**YOUR INSTRUCTIONS:** Reproduce the material in full, unchanged.

[Collected data entries]

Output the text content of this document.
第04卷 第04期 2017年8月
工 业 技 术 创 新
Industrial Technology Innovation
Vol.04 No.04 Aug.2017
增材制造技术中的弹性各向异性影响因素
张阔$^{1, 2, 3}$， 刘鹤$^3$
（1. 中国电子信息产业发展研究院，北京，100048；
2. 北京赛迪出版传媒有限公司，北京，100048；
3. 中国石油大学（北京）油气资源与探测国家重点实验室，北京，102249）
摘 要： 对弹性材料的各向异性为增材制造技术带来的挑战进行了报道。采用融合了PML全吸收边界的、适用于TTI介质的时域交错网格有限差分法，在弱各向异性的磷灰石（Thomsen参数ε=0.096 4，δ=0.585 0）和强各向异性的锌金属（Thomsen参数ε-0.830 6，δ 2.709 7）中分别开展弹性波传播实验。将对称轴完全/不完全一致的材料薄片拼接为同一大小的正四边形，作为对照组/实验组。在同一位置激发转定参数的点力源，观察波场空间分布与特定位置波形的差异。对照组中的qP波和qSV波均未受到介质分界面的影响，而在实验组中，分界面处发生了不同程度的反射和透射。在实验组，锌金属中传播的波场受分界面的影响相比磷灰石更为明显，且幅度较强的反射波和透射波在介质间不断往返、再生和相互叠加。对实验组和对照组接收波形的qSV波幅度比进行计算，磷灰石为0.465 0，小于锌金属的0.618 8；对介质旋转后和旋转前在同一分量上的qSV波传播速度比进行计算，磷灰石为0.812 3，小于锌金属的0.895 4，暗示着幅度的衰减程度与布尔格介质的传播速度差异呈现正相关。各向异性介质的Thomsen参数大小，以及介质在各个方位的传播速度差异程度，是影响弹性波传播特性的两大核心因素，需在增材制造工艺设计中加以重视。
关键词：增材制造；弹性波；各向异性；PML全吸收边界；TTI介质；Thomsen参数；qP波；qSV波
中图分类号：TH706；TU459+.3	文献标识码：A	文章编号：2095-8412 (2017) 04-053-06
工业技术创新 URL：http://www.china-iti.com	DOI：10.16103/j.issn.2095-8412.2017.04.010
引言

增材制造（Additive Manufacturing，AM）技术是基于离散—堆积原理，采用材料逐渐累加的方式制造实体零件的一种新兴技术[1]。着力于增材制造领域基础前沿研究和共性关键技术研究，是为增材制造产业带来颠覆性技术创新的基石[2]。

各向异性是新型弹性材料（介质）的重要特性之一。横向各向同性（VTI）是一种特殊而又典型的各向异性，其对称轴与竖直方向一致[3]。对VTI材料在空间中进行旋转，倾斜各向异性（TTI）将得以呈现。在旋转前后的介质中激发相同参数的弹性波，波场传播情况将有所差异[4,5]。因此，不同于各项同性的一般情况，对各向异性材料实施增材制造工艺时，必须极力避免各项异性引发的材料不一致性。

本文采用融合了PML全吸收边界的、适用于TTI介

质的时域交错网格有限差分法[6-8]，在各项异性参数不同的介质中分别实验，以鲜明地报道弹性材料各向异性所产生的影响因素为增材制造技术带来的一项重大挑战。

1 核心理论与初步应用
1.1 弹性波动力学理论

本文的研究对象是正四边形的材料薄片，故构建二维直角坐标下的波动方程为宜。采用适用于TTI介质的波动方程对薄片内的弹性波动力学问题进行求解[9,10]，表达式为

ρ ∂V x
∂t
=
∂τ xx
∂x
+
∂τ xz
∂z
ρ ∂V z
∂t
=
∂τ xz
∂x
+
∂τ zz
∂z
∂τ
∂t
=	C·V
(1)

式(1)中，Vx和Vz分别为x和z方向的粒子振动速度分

**OUTPUT OF THE TASK:**
Output the text content of this document.
第04卷 第04期 2017年8月
工 业 技 术 创 新
Industrial Technology Innovation
Vol.04 No.04 Aug.2017
增材制造技术中的弹性各向异性影响因素
张阔$^{1, 2, 3}$， 刘鹤$^3$
（1. 中国电子信息产业发展研究院，北京，100048；
2. 北京赛迪出版传媒有限公司，北京，100048；
3. 中国石油大学（北京）油气资源与探测国家重点实验室，北京，102249）
摘 要： 对弹性材料的各向异性为增材制造技术带来的挑战进行了报道。采用融合了PML全吸收边界的、适用于TTI介质的时域交错网格有限差分法，在弱各向异性的磷灰石（Thomsen参数ε=0.096 4，δ=0.585 0）和强各向异性的锌金属（Thomsen参数ε-0.830 6，δ 2.709 7）中分别开展弹性波传播实验。将对称轴完全/不完全一致的材料薄片拼接为同一大小的正四边形，作为对照组/实验组。在同一位置激发转定参数的点力源，观察波场空间分布与特定位置波形的差异。对照组中的qP波和qSV波均未受到介质分界面的影响，而在实验组中，分界面处发生了不同程度的反射和透射。在实验组，锌金属中传播的波场受分界面的影响相比磷灰石更为明显，且幅度较强的反射波和透射波在介质间不断往返、再生和相互叠加。对实验组和对照组接收波形的qSV波幅度比进行计算，磷灰石为0.465 0，小于锌金属的0.618 8；对介质旋转后和旋转前在同一分量上的qSV波传播速度比进行计算，磷灰石为0.812 3，小于锌金属的0.895 4，暗示着幅度的衰减程度与布尔格介质的传播速度差异呈现正相关。各向异性介质的Thomsen参数大小，以及介质在各个方位的传播速度差异程度，是影响弹性波传播特性的两大核心因素，需在增材制造工艺设计中加以重视。
关键词：增材制造；弹性波；各向异性；PML全吸收边界；TTI介质；Thomsen参数；qP波；qSV波
中图分类号：TH706；TU459+.3	文献标识码：A	文章编号：2095-8412 (2017) 04-053-06
工业技术创新 URL：http://www.china-iti.com	DOI：10.16103/j.issn.2095-8412.2017.04.010
引言

增材制造（Additive Manufacturing，AM）技术是基于离散—堆积原理，采用材料逐渐累加的方式制造实体零件的一种新兴技术[1]。着力于增材制造领域基础前沿研究和共性关键技术研究，是为增材制造产业带来颠覆性技术创新的基石[2]。

各向异性是新型弹性材料（介质）的重要特性之一。横向各向同性（VTI）是一种特殊而又典型的各向异性，其对称轴与竖直方向一致[3]。对VTI材料在空间中进行旋转，倾斜各向异性（TTI）将得以呈现。在旋转前后的介质中激发相同参数的弹性波，波场传播情况将有所差异[4,5]。因此，不同于各项同性的一般情况，对各向异性材料实施增材制造工艺时，必须极力避免各项异性引发的材料不一致性。

本文采用融合了PML全吸收边界的、适用于TTI介

质的时域交错网格有限差分法[6-8]，在各项异性参数不同的介质中分别实验，以鲜明地报道弹性材料各向异性所产生的影响因素为增材制造技术带来的一项重大挑战。

1 核心理论与初步应用
1.1 弹性波动力学理论

本文的研究对象是正四边形的材料薄片，故构建二维直角坐标下的波动方程为宜。采用适用于TTI介质的波动方程对薄片内的弹性波动力学问题进行求解[9,10]，表达式为

ρ ∂V x
∂t
=
∂τ xx
∂x
+
∂τ xz
∂z
ρ ∂V z
∂t
=
∂τ xz
∂x
+
∂τ zz
∂z
∂τ
∂t
=	C·V
(1)

式(1)中，Vx和Vz分别为x和z方向的粒子振动速度分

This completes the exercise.